--- Begin DATASET ENTRIES ---

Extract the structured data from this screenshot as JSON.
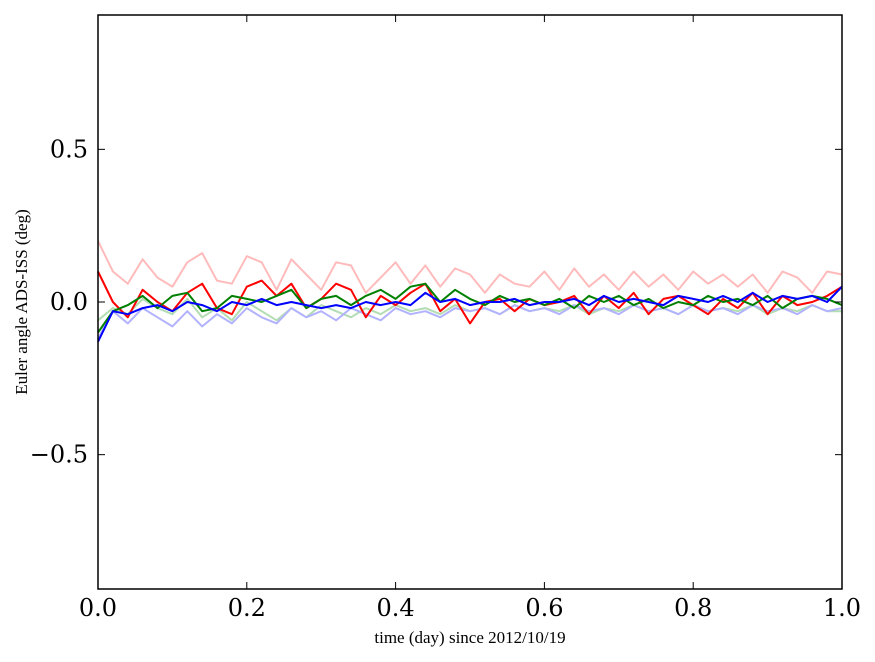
{
  "chart_data": {
    "type": "line",
    "title": "",
    "xlabel": "time (day) since 2012/10/19",
    "ylabel": "Euler angle ADS-ISS (deg)",
    "xlim": [
      0.0,
      1.0
    ],
    "ylim": [
      -0.94,
      0.94
    ],
    "x_ticks": [
      0.0,
      0.2,
      0.4,
      0.6,
      0.8,
      1.0
    ],
    "x_tick_labels": [
      "0.0",
      "0.2",
      "0.4",
      "0.6",
      "0.8",
      "1.0"
    ],
    "y_ticks": [
      0.5,
      0.0,
      -0.5
    ],
    "y_tick_labels": [
      "0.5",
      "0.0",
      "−0.5"
    ],
    "grid": false,
    "legend": "none",
    "x": [
      0.0,
      0.02,
      0.04,
      0.06,
      0.08,
      0.1,
      0.12,
      0.14,
      0.16,
      0.18,
      0.2,
      0.22,
      0.24,
      0.26,
      0.28,
      0.3,
      0.32,
      0.34,
      0.36,
      0.38,
      0.4,
      0.42,
      0.44,
      0.46,
      0.48,
      0.5,
      0.52,
      0.54,
      0.56,
      0.58,
      0.6,
      0.62,
      0.64,
      0.66,
      0.68,
      0.7,
      0.72,
      0.74,
      0.76,
      0.78,
      0.8,
      0.82,
      0.84,
      0.86,
      0.88,
      0.9,
      0.92,
      0.94,
      0.96,
      0.98,
      1.0
    ],
    "series": [
      {
        "name": "light red",
        "color": "#ffbbbb",
        "values": [
          0.2,
          0.1,
          0.06,
          0.14,
          0.08,
          0.05,
          0.13,
          0.16,
          0.07,
          0.06,
          0.15,
          0.13,
          0.04,
          0.14,
          0.09,
          0.04,
          0.13,
          0.12,
          0.03,
          0.08,
          0.13,
          0.06,
          0.12,
          0.05,
          0.11,
          0.09,
          0.03,
          0.09,
          0.06,
          0.05,
          0.1,
          0.04,
          0.11,
          0.05,
          0.09,
          0.04,
          0.1,
          0.05,
          0.09,
          0.04,
          0.1,
          0.06,
          0.09,
          0.05,
          0.09,
          0.03,
          0.1,
          0.08,
          0.03,
          0.1,
          0.09
        ]
      },
      {
        "name": "light green",
        "color": "#b2ddb2",
        "values": [
          -0.06,
          -0.02,
          -0.04,
          0.01,
          -0.02,
          -0.04,
          0.01,
          -0.05,
          -0.02,
          -0.06,
          0.0,
          -0.03,
          -0.06,
          -0.02,
          -0.05,
          -0.01,
          -0.03,
          -0.05,
          -0.02,
          -0.04,
          -0.01,
          -0.03,
          -0.02,
          -0.04,
          -0.01,
          -0.03,
          -0.02,
          -0.04,
          -0.01,
          -0.03,
          -0.02,
          -0.03,
          -0.01,
          -0.04,
          -0.02,
          -0.03,
          -0.01,
          -0.03,
          -0.02,
          -0.04,
          -0.01,
          -0.03,
          -0.02,
          -0.03,
          -0.01,
          -0.04,
          -0.02,
          -0.03,
          -0.01,
          -0.03,
          -0.03
        ]
      },
      {
        "name": "light blue",
        "color": "#b2b2ff",
        "values": [
          -0.12,
          -0.03,
          -0.07,
          -0.02,
          -0.05,
          -0.08,
          -0.03,
          -0.08,
          -0.04,
          -0.07,
          -0.02,
          -0.05,
          -0.07,
          -0.02,
          -0.05,
          -0.03,
          -0.06,
          -0.02,
          -0.04,
          -0.06,
          -0.02,
          -0.04,
          -0.03,
          -0.05,
          -0.02,
          -0.03,
          -0.02,
          -0.04,
          -0.01,
          -0.03,
          -0.02,
          -0.04,
          -0.01,
          -0.03,
          -0.02,
          -0.04,
          -0.01,
          -0.03,
          -0.02,
          -0.04,
          -0.01,
          -0.03,
          -0.02,
          -0.04,
          -0.01,
          -0.03,
          -0.02,
          -0.04,
          -0.01,
          -0.03,
          -0.02
        ]
      },
      {
        "name": "red",
        "color": "#ff0000",
        "values": [
          0.1,
          0.0,
          -0.05,
          0.04,
          0.0,
          -0.03,
          0.03,
          0.06,
          -0.02,
          -0.04,
          0.05,
          0.07,
          0.02,
          0.06,
          -0.02,
          0.01,
          0.06,
          0.04,
          -0.05,
          0.02,
          -0.01,
          0.03,
          0.06,
          -0.03,
          0.01,
          -0.07,
          0.0,
          0.01,
          -0.03,
          0.01,
          -0.01,
          0.0,
          0.02,
          -0.04,
          0.02,
          -0.02,
          0.03,
          -0.04,
          0.01,
          0.02,
          -0.01,
          -0.04,
          0.01,
          -0.02,
          0.03,
          -0.04,
          0.02,
          -0.01,
          0.0,
          0.02,
          0.05
        ]
      },
      {
        "name": "green",
        "color": "#008000",
        "values": [
          -0.1,
          -0.03,
          -0.01,
          0.02,
          -0.02,
          0.02,
          0.03,
          -0.03,
          -0.02,
          0.02,
          0.01,
          0.0,
          0.02,
          0.04,
          -0.02,
          0.01,
          0.02,
          -0.01,
          0.02,
          0.04,
          0.01,
          0.05,
          0.06,
          0.0,
          0.04,
          0.01,
          -0.01,
          0.02,
          0.0,
          0.01,
          -0.01,
          0.01,
          -0.02,
          0.02,
          0.0,
          0.02,
          -0.01,
          0.01,
          -0.02,
          0.0,
          -0.01,
          0.02,
          0.0,
          0.01,
          -0.01,
          0.02,
          -0.02,
          0.01,
          0.02,
          0.01,
          -0.01
        ]
      },
      {
        "name": "blue",
        "color": "#0000ff",
        "values": [
          -0.13,
          -0.03,
          -0.04,
          -0.02,
          -0.01,
          -0.03,
          0.0,
          -0.01,
          -0.03,
          0.0,
          -0.01,
          0.01,
          -0.01,
          0.0,
          -0.01,
          -0.02,
          -0.01,
          -0.02,
          0.0,
          -0.01,
          0.0,
          -0.01,
          0.03,
          0.0,
          0.01,
          -0.01,
          0.0,
          0.0,
          0.01,
          -0.01,
          0.0,
          0.0,
          0.01,
          -0.01,
          0.02,
          0.0,
          0.01,
          0.0,
          -0.01,
          0.02,
          0.01,
          0.0,
          0.02,
          0.0,
          0.03,
          0.0,
          0.02,
          0.01,
          0.02,
          0.0,
          0.05
        ]
      }
    ]
  }
}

--- End DATASET ENTRIES ---

■ **WHAT TO WORK ON**: Set down the lines of the records above exactly, apart from the pictures.

■ **TASK RESULT**:
Extract the structured data from this screenshot as JSON.
{
  "chart_data": {
    "type": "line",
    "title": "",
    "xlabel": "time (day) since 2012/10/19",
    "ylabel": "Euler angle ADS-ISS (deg)",
    "xlim": [
      0.0,
      1.0
    ],
    "ylim": [
      -0.94,
      0.94
    ],
    "x_ticks": [
      0.0,
      0.2,
      0.4,
      0.6,
      0.8,
      1.0
    ],
    "x_tick_labels": [
      "0.0",
      "0.2",
      "0.4",
      "0.6",
      "0.8",
      "1.0"
    ],
    "y_ticks": [
      0.5,
      0.0,
      -0.5
    ],
    "y_tick_labels": [
      "0.5",
      "0.0",
      "−0.5"
    ],
    "grid": false,
    "legend": "none",
    "x": [
      0.0,
      0.02,
      0.04,
      0.06,
      0.08,
      0.1,
      0.12,
      0.14,
      0.16,
      0.18,
      0.2,
      0.22,
      0.24,
      0.26,
      0.28,
      0.3,
      0.32,
      0.34,
      0.36,
      0.38,
      0.4,
      0.42,
      0.44,
      0.46,
      0.48,
      0.5,
      0.52,
      0.54,
      0.56,
      0.58,
      0.6,
      0.62,
      0.64,
      0.66,
      0.68,
      0.7,
      0.72,
      0.74,
      0.76,
      0.78,
      0.8,
      0.82,
      0.84,
      0.86,
      0.88,
      0.9,
      0.92,
      0.94,
      0.96,
      0.98,
      1.0
    ],
    "series": [
      {
        "name": "light red",
        "color": "#ffbbbb",
        "values": [
          0.2,
          0.1,
          0.06,
          0.14,
          0.08,
          0.05,
          0.13,
          0.16,
          0.07,
          0.06,
          0.15,
          0.13,
          0.04,
          0.14,
          0.09,
          0.04,
          0.13,
          0.12,
          0.03,
          0.08,
          0.13,
          0.06,
          0.12,
          0.05,
          0.11,
          0.09,
          0.03,
          0.09,
          0.06,
          0.05,
          0.1,
          0.04,
          0.11,
          0.05,
          0.09,
          0.04,
          0.1,
          0.05,
          0.09,
          0.04,
          0.1,
          0.06,
          0.09,
          0.05,
          0.09,
          0.03,
          0.1,
          0.08,
          0.03,
          0.1,
          0.09
        ]
      },
      {
        "name": "light green",
        "color": "#b2ddb2",
        "values": [
          -0.06,
          -0.02,
          -0.04,
          0.01,
          -0.02,
          -0.04,
          0.01,
          -0.05,
          -0.02,
          -0.06,
          0.0,
          -0.03,
          -0.06,
          -0.02,
          -0.05,
          -0.01,
          -0.03,
          -0.05,
          -0.02,
          -0.04,
          -0.01,
          -0.03,
          -0.02,
          -0.04,
          -0.01,
          -0.03,
          -0.02,
          -0.04,
          -0.01,
          -0.03,
          -0.02,
          -0.03,
          -0.01,
          -0.04,
          -0.02,
          -0.03,
          -0.01,
          -0.03,
          -0.02,
          -0.04,
          -0.01,
          -0.03,
          -0.02,
          -0.03,
          -0.01,
          -0.04,
          -0.02,
          -0.03,
          -0.01,
          -0.03,
          -0.03
        ]
      },
      {
        "name": "light blue",
        "color": "#b2b2ff",
        "values": [
          -0.12,
          -0.03,
          -0.07,
          -0.02,
          -0.05,
          -0.08,
          -0.03,
          -0.08,
          -0.04,
          -0.07,
          -0.02,
          -0.05,
          -0.07,
          -0.02,
          -0.05,
          -0.03,
          -0.06,
          -0.02,
          -0.04,
          -0.06,
          -0.02,
          -0.04,
          -0.03,
          -0.05,
          -0.02,
          -0.03,
          -0.02,
          -0.04,
          -0.01,
          -0.03,
          -0.02,
          -0.04,
          -0.01,
          -0.03,
          -0.02,
          -0.04,
          -0.01,
          -0.03,
          -0.02,
          -0.04,
          -0.01,
          -0.03,
          -0.02,
          -0.04,
          -0.01,
          -0.03,
          -0.02,
          -0.04,
          -0.01,
          -0.03,
          -0.02
        ]
      },
      {
        "name": "red",
        "color": "#ff0000",
        "values": [
          0.1,
          0.0,
          -0.05,
          0.04,
          0.0,
          -0.03,
          0.03,
          0.06,
          -0.02,
          -0.04,
          0.05,
          0.07,
          0.02,
          0.06,
          -0.02,
          0.01,
          0.06,
          0.04,
          -0.05,
          0.02,
          -0.01,
          0.03,
          0.06,
          -0.03,
          0.01,
          -0.07,
          0.0,
          0.01,
          -0.03,
          0.01,
          -0.01,
          0.0,
          0.02,
          -0.04,
          0.02,
          -0.02,
          0.03,
          -0.04,
          0.01,
          0.02,
          -0.01,
          -0.04,
          0.01,
          -0.02,
          0.03,
          -0.04,
          0.02,
          -0.01,
          0.0,
          0.02,
          0.05
        ]
      },
      {
        "name": "green",
        "color": "#008000",
        "values": [
          -0.1,
          -0.03,
          -0.01,
          0.02,
          -0.02,
          0.02,
          0.03,
          -0.03,
          -0.02,
          0.02,
          0.01,
          0.0,
          0.02,
          0.04,
          -0.02,
          0.01,
          0.02,
          -0.01,
          0.02,
          0.04,
          0.01,
          0.05,
          0.06,
          0.0,
          0.04,
          0.01,
          -0.01,
          0.02,
          0.0,
          0.01,
          -0.01,
          0.01,
          -0.02,
          0.02,
          0.0,
          0.02,
          -0.01,
          0.01,
          -0.02,
          0.0,
          -0.01,
          0.02,
          0.0,
          0.01,
          -0.01,
          0.02,
          -0.02,
          0.01,
          0.02,
          0.01,
          -0.01
        ]
      },
      {
        "name": "blue",
        "color": "#0000ff",
        "values": [
          -0.13,
          -0.03,
          -0.04,
          -0.02,
          -0.01,
          -0.03,
          0.0,
          -0.01,
          -0.03,
          0.0,
          -0.01,
          0.01,
          -0.01,
          0.0,
          -0.01,
          -0.02,
          -0.01,
          -0.02,
          0.0,
          -0.01,
          0.0,
          -0.01,
          0.03,
          0.0,
          0.01,
          -0.01,
          0.0,
          0.0,
          0.01,
          -0.01,
          0.0,
          0.0,
          0.01,
          -0.01,
          0.02,
          0.0,
          0.01,
          0.0,
          -0.01,
          0.02,
          0.01,
          0.0,
          0.02,
          0.0,
          0.03,
          0.0,
          0.02,
          0.01,
          0.02,
          0.0,
          0.05
        ]
      }
    ]
  }
}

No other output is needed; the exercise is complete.